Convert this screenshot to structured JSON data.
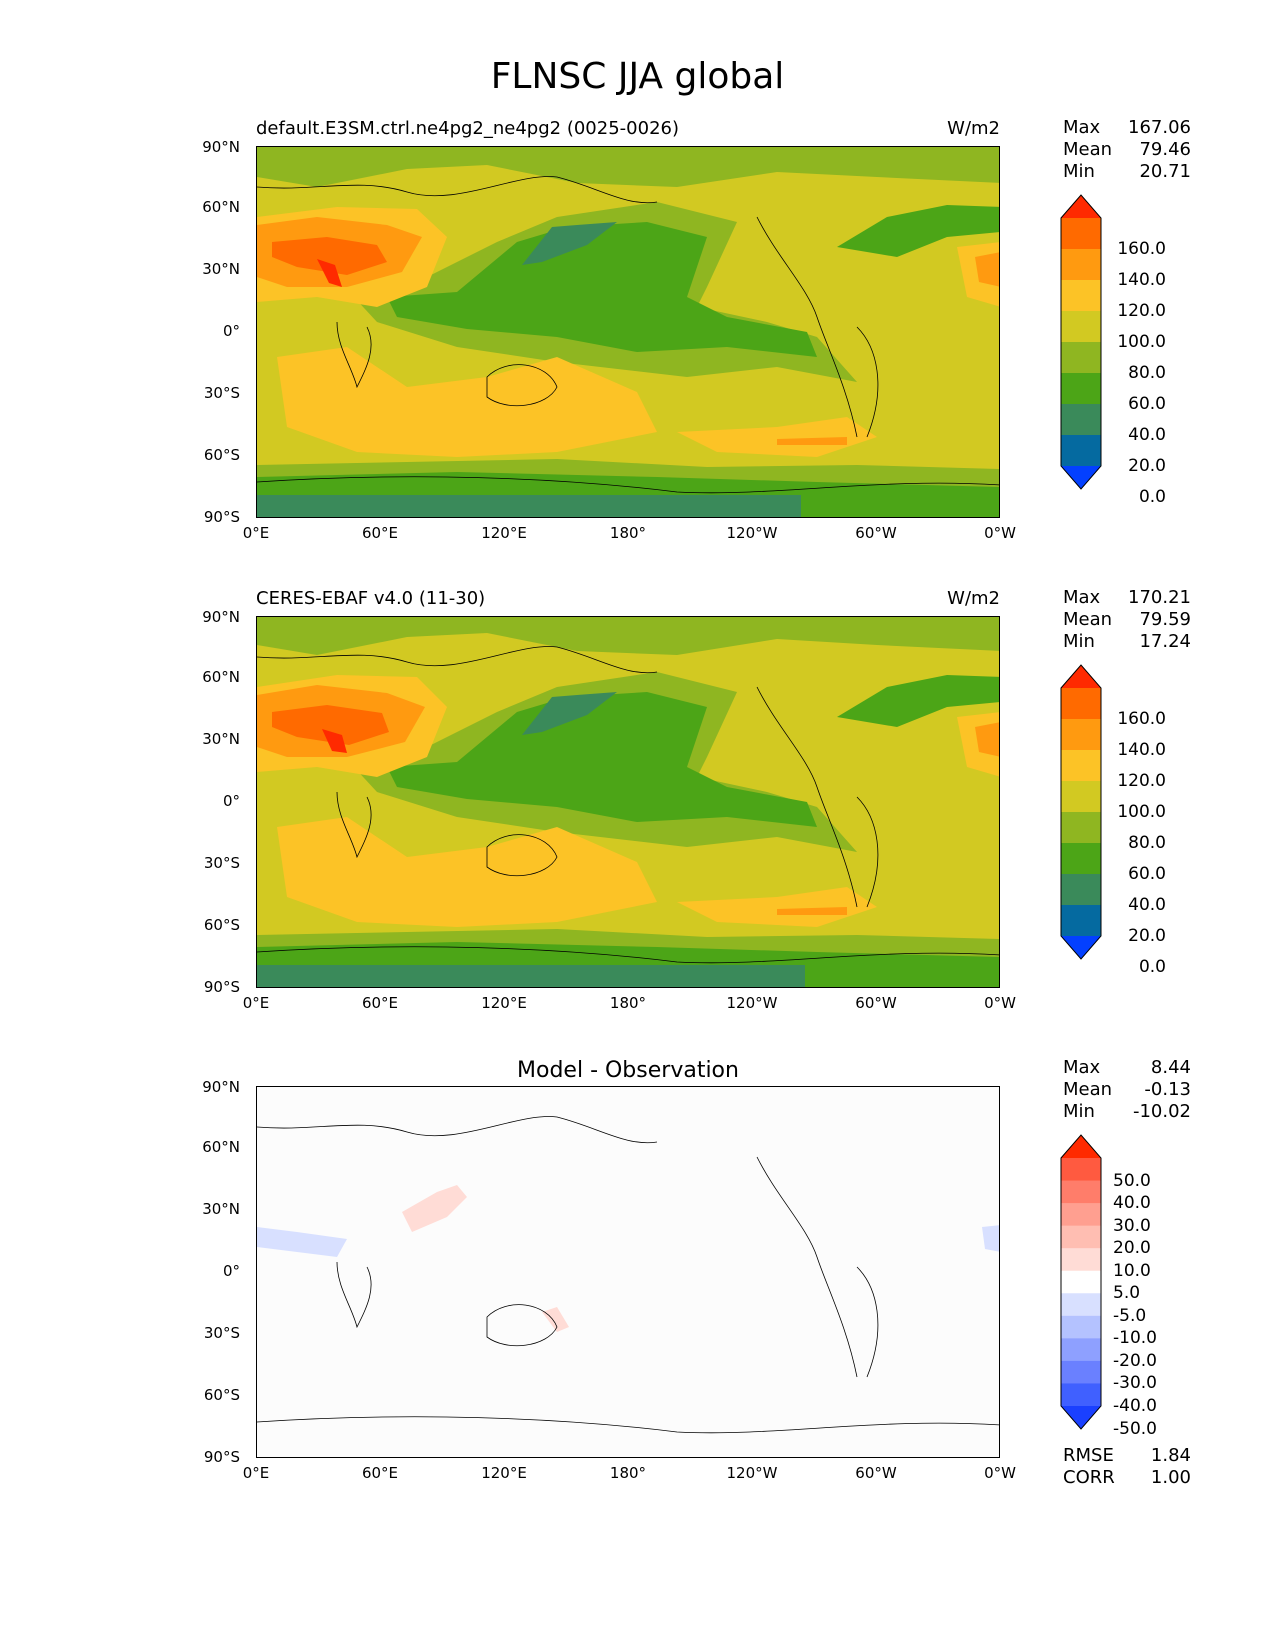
{
  "title": "FLNSC JJA global",
  "units": "W/m2",
  "lat_ticks": [
    "90°N",
    "60°N",
    "30°N",
    "0°",
    "30°S",
    "60°S",
    "90°S"
  ],
  "lon_ticks": [
    "0°E",
    "60°E",
    "120°E",
    "180°",
    "120°W",
    "60°W",
    "0°W"
  ],
  "panels": [
    {
      "title": "default.E3SM.ctrl.ne4pg2_ne4pg2 (0025-0026)",
      "units": "W/m2",
      "stats": {
        "max_label": "Max",
        "max": "167.06",
        "mean_label": "Mean",
        "mean": "79.46",
        "min_label": "Min",
        "min": "20.71"
      }
    },
    {
      "title": "CERES-EBAF v4.0 (11-30)",
      "units": "W/m2",
      "stats": {
        "max_label": "Max",
        "max": "170.21",
        "mean_label": "Mean",
        "mean": "79.59",
        "min_label": "Min",
        "min": "17.24"
      }
    },
    {
      "title": "Model - Observation",
      "stats": {
        "max_label": "Max",
        "max": "8.44",
        "mean_label": "Mean",
        "mean": "-0.13",
        "min_label": "Min",
        "min": "-10.02"
      },
      "rmse_label": "RMSE",
      "rmse": "1.84",
      "corr_label": "CORR",
      "corr": "1.00"
    }
  ],
  "colorbar_main": {
    "labels": [
      "160.0",
      "140.0",
      "120.0",
      "100.0",
      "80.0",
      "60.0",
      "40.0",
      "20.0",
      "0.0"
    ],
    "colors": [
      "#ff2a00",
      "#ff6a00",
      "#ff9a10",
      "#fcc326",
      "#d2c922",
      "#8fb621",
      "#4ca517",
      "#3a8a5a",
      "#056aa0",
      "#0340ff"
    ]
  },
  "colorbar_diff": {
    "labels": [
      "50.0",
      "40.0",
      "30.0",
      "20.0",
      "10.0",
      "5.0",
      "-5.0",
      "-10.0",
      "-20.0",
      "-30.0",
      "-40.0",
      "-50.0"
    ],
    "colors": [
      "#ff2a00",
      "#ff5a40",
      "#ff7d6a",
      "#ff9f90",
      "#ffbeb2",
      "#ffdcd6",
      "#ffffff",
      "#d8e0ff",
      "#b4c2ff",
      "#8ea0ff",
      "#6a80ff",
      "#4060ff",
      "#1a40ff"
    ]
  },
  "chart_data": [
    {
      "type": "heatmap",
      "title": "default.E3SM.ctrl.ne4pg2_ne4pg2 (0025-0026)",
      "units": "W/m2",
      "xlim": [
        0,
        360
      ],
      "ylim": [
        -90,
        90
      ],
      "levels": [
        0,
        20,
        40,
        60,
        80,
        100,
        120,
        140,
        160
      ],
      "max": 167.06,
      "mean": 79.46,
      "min": 20.71
    },
    {
      "type": "heatmap",
      "title": "CERES-EBAF v4.0 (11-30)",
      "units": "W/m2",
      "xlim": [
        0,
        360
      ],
      "ylim": [
        -90,
        90
      ],
      "levels": [
        0,
        20,
        40,
        60,
        80,
        100,
        120,
        140,
        160
      ],
      "max": 170.21,
      "mean": 79.59,
      "min": 17.24
    },
    {
      "type": "heatmap",
      "title": "Model - Observation",
      "xlim": [
        0,
        360
      ],
      "ylim": [
        -90,
        90
      ],
      "levels": [
        -50,
        -40,
        -30,
        -20,
        -10,
        -5,
        5,
        10,
        20,
        30,
        40,
        50
      ],
      "max": 8.44,
      "mean": -0.13,
      "min": -10.02,
      "rmse": 1.84,
      "corr": 1.0
    }
  ]
}
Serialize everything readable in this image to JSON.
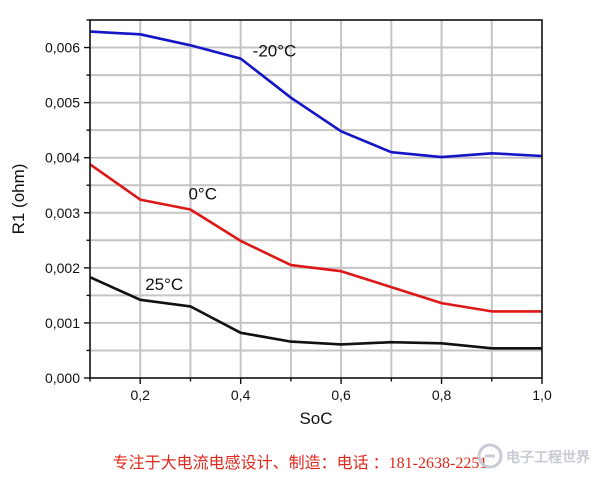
{
  "chart_data": {
    "type": "line",
    "xlabel": "SoC",
    "ylabel": "R1 (ohm)",
    "xlim": [
      0.1,
      1.0
    ],
    "ylim": [
      0.0,
      0.0065
    ],
    "xticks": [
      0.2,
      0.4,
      0.6,
      0.8,
      1.0
    ],
    "xtick_labels": [
      "0,2",
      "0,4",
      "0,6",
      "0,8",
      "1,0"
    ],
    "yticks": [
      0.0,
      0.001,
      0.002,
      0.003,
      0.004,
      0.005,
      0.006
    ],
    "ytick_labels": [
      "0,000",
      "0,001",
      "0,002",
      "0,003",
      "0,004",
      "0,005",
      "0,006"
    ],
    "grid": true,
    "x": [
      0.1,
      0.2,
      0.3,
      0.4,
      0.5,
      0.6,
      0.7,
      0.8,
      0.9,
      1.0
    ],
    "series": [
      {
        "name": "-20°C",
        "color": "#1515c8",
        "values": [
          0.00629,
          0.00624,
          0.00604,
          0.0058,
          0.00509,
          0.00448,
          0.0041,
          0.00401,
          0.00408,
          0.00403
        ]
      },
      {
        "name": "0°C",
        "color": "#dd1818",
        "values": [
          0.00388,
          0.00324,
          0.00306,
          0.00249,
          0.00205,
          0.00194,
          0.00165,
          0.00136,
          0.00121,
          0.00121
        ]
      },
      {
        "name": "25°C",
        "color": "#111111",
        "values": [
          0.00183,
          0.00142,
          0.0013,
          0.00082,
          0.00066,
          0.00061,
          0.00065,
          0.00063,
          0.00054,
          0.00054
        ]
      }
    ]
  },
  "footer_text": "专注于大电流电感设计、制造：电话 ：181-2638-2251",
  "watermark": {
    "text": "电子工程世界",
    "color": "#c8ccd4"
  }
}
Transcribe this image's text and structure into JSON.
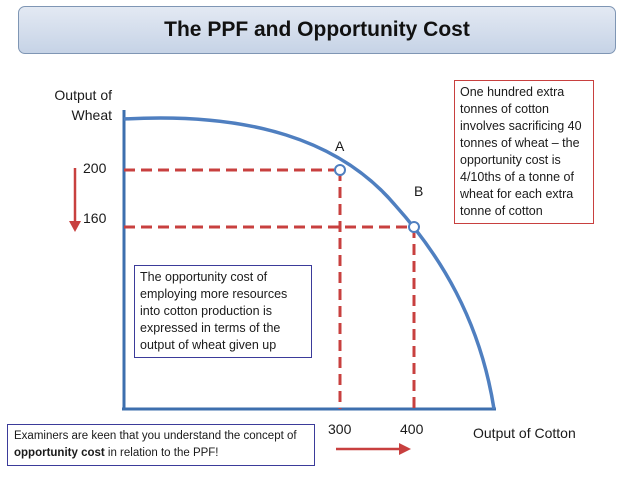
{
  "title": "The PPF and Opportunity Cost",
  "axes": {
    "y_label_line1": "Output of",
    "y_label_line2": "Wheat",
    "x_label": "Output of Cotton",
    "y_ticks": [
      "200",
      "160"
    ],
    "x_ticks": [
      "300",
      "400"
    ]
  },
  "points": {
    "a_label": "A",
    "b_label": "B"
  },
  "notes": {
    "right_box": "One hundred extra tonnes of cotton involves sacrificing 40 tonnes of wheat – the opportunity cost is 4/10ths of a tonne of wheat for each extra tonne of cotton",
    "middle_box": "The opportunity cost of employing more resources into cotton production is expressed in terms of the output of wheat given up",
    "bottom_box_part1": "Examiners are keen that you understand the concept of ",
    "bottom_box_bold": "opportunity cost",
    "bottom_box_part2": " in relation to the PPF!"
  },
  "colors": {
    "axis": "#3d6fae",
    "curve": "#4f7fc0",
    "dashed": "#c8403f",
    "arrow": "#c8403f",
    "point_fill": "#ffffff",
    "point_stroke": "#4f7fc0"
  }
}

DIRECTIVE: Write out the entries above verbatim; the pictures do not belong in your copy.

FINISHED ANSWER:
Convert this screenshot to structured JSON data.
{
  "title": "FLNSC JJA global",
  "units": "W/m2",
  "lat_ticks": [
    "90°N",
    "60°N",
    "30°N",
    "0°",
    "30°S",
    "60°S",
    "90°S"
  ],
  "lon_ticks": [
    "0°E",
    "60°E",
    "120°E",
    "180°",
    "120°W",
    "60°W",
    "0°W"
  ],
  "panels": [
    {
      "title": "default.E3SM.ctrl.ne4pg2_ne4pg2 (0025-0026)",
      "units": "W/m2",
      "stats": {
        "max_label": "Max",
        "max": "167.06",
        "mean_label": "Mean",
        "mean": "79.46",
        "min_label": "Min",
        "min": "20.71"
      }
    },
    {
      "title": "CERES-EBAF v4.0 (11-30)",
      "units": "W/m2",
      "stats": {
        "max_label": "Max",
        "max": "170.21",
        "mean_label": "Mean",
        "mean": "79.59",
        "min_label": "Min",
        "min": "17.24"
      }
    },
    {
      "title": "Model - Observation",
      "stats": {
        "max_label": "Max",
        "max": "8.44",
        "mean_label": "Mean",
        "mean": "-0.13",
        "min_label": "Min",
        "min": "-10.02"
      },
      "rmse_label": "RMSE",
      "rmse": "1.84",
      "corr_label": "CORR",
      "corr": "1.00"
    }
  ],
  "colorbar_main": {
    "labels": [
      "160.0",
      "140.0",
      "120.0",
      "100.0",
      "80.0",
      "60.0",
      "40.0",
      "20.0",
      "0.0"
    ],
    "colors": [
      "#ff2a00",
      "#ff6a00",
      "#ff9a10",
      "#fcc326",
      "#d2c922",
      "#8fb621",
      "#4ca517",
      "#3a8a5a",
      "#056aa0",
      "#0340ff"
    ]
  },
  "colorbar_diff": {
    "labels": [
      "50.0",
      "40.0",
      "30.0",
      "20.0",
      "10.0",
      "5.0",
      "-5.0",
      "-10.0",
      "-20.0",
      "-30.0",
      "-40.0",
      "-50.0"
    ],
    "colors": [
      "#ff2a00",
      "#ff5a40",
      "#ff7d6a",
      "#ff9f90",
      "#ffbeb2",
      "#ffdcd6",
      "#ffffff",
      "#d8e0ff",
      "#b4c2ff",
      "#8ea0ff",
      "#6a80ff",
      "#4060ff",
      "#1a40ff"
    ]
  },
  "chart_data": [
    {
      "type": "heatmap",
      "title": "default.E3SM.ctrl.ne4pg2_ne4pg2 (0025-0026)",
      "units": "W/m2",
      "xlim": [
        0,
        360
      ],
      "ylim": [
        -90,
        90
      ],
      "levels": [
        0,
        20,
        40,
        60,
        80,
        100,
        120,
        140,
        160
      ],
      "max": 167.06,
      "mean": 79.46,
      "min": 20.71
    },
    {
      "type": "heatmap",
      "title": "CERES-EBAF v4.0 (11-30)",
      "units": "W/m2",
      "xlim": [
        0,
        360
      ],
      "ylim": [
        -90,
        90
      ],
      "levels": [
        0,
        20,
        40,
        60,
        80,
        100,
        120,
        140,
        160
      ],
      "max": 170.21,
      "mean": 79.59,
      "min": 17.24
    },
    {
      "type": "heatmap",
      "title": "Model - Observation",
      "xlim": [
        0,
        360
      ],
      "ylim": [
        -90,
        90
      ],
      "levels": [
        -50,
        -40,
        -30,
        -20,
        -10,
        -5,
        5,
        10,
        20,
        30,
        40,
        50
      ],
      "max": 8.44,
      "mean": -0.13,
      "min": -10.02,
      "rmse": 1.84,
      "corr": 1.0
    }
  ]
}
Serialize everything readable in this image to JSON.
{
  "chart_data": {
    "type": "line",
    "xlabel": "SoC",
    "ylabel": "R1 (ohm)",
    "xlim": [
      0.1,
      1.0
    ],
    "ylim": [
      0.0,
      0.0065
    ],
    "xticks": [
      0.2,
      0.4,
      0.6,
      0.8,
      1.0
    ],
    "xtick_labels": [
      "0,2",
      "0,4",
      "0,6",
      "0,8",
      "1,0"
    ],
    "yticks": [
      0.0,
      0.001,
      0.002,
      0.003,
      0.004,
      0.005,
      0.006
    ],
    "ytick_labels": [
      "0,000",
      "0,001",
      "0,002",
      "0,003",
      "0,004",
      "0,005",
      "0,006"
    ],
    "grid": true,
    "x": [
      0.1,
      0.2,
      0.3,
      0.4,
      0.5,
      0.6,
      0.7,
      0.8,
      0.9,
      1.0
    ],
    "series": [
      {
        "name": "-20°C",
        "color": "#1515c8",
        "values": [
          0.00629,
          0.00624,
          0.00604,
          0.0058,
          0.00509,
          0.00448,
          0.0041,
          0.00401,
          0.00408,
          0.00403
        ]
      },
      {
        "name": "0°C",
        "color": "#dd1818",
        "values": [
          0.00388,
          0.00324,
          0.00306,
          0.00249,
          0.00205,
          0.00194,
          0.00165,
          0.00136,
          0.00121,
          0.00121
        ]
      },
      {
        "name": "25°C",
        "color": "#111111",
        "values": [
          0.00183,
          0.00142,
          0.0013,
          0.00082,
          0.00066,
          0.00061,
          0.00065,
          0.00063,
          0.00054,
          0.00054
        ]
      }
    ]
  },
  "footer_text": "专注于大电流电感设计、制造：电话 ：181-2638-2251",
  "watermark": {
    "text": "电子工程世界",
    "color": "#c8ccd4"
  }
}
Transcribe this image's text and structure into JSON.
{
  "title": "The PPF and Opportunity Cost",
  "axes": {
    "y_label_line1": "Output of",
    "y_label_line2": "Wheat",
    "x_label": "Output of Cotton",
    "y_ticks": [
      "200",
      "160"
    ],
    "x_ticks": [
      "300",
      "400"
    ]
  },
  "points": {
    "a_label": "A",
    "b_label": "B"
  },
  "notes": {
    "right_box": "One hundred extra tonnes of cotton involves sacrificing 40 tonnes of wheat – the opportunity cost is 4/10ths of a tonne of wheat for each extra tonne of cotton",
    "middle_box": "The opportunity cost of employing more resources into cotton production is expressed in terms of the output of wheat given up",
    "bottom_box_part1": "Examiners are keen that you understand the concept of ",
    "bottom_box_bold": "opportunity cost",
    "bottom_box_part2": " in relation to the PPF!"
  },
  "colors": {
    "axis": "#3d6fae",
    "curve": "#4f7fc0",
    "dashed": "#c8403f",
    "arrow": "#c8403f",
    "point_fill": "#ffffff",
    "point_stroke": "#4f7fc0"
  }
}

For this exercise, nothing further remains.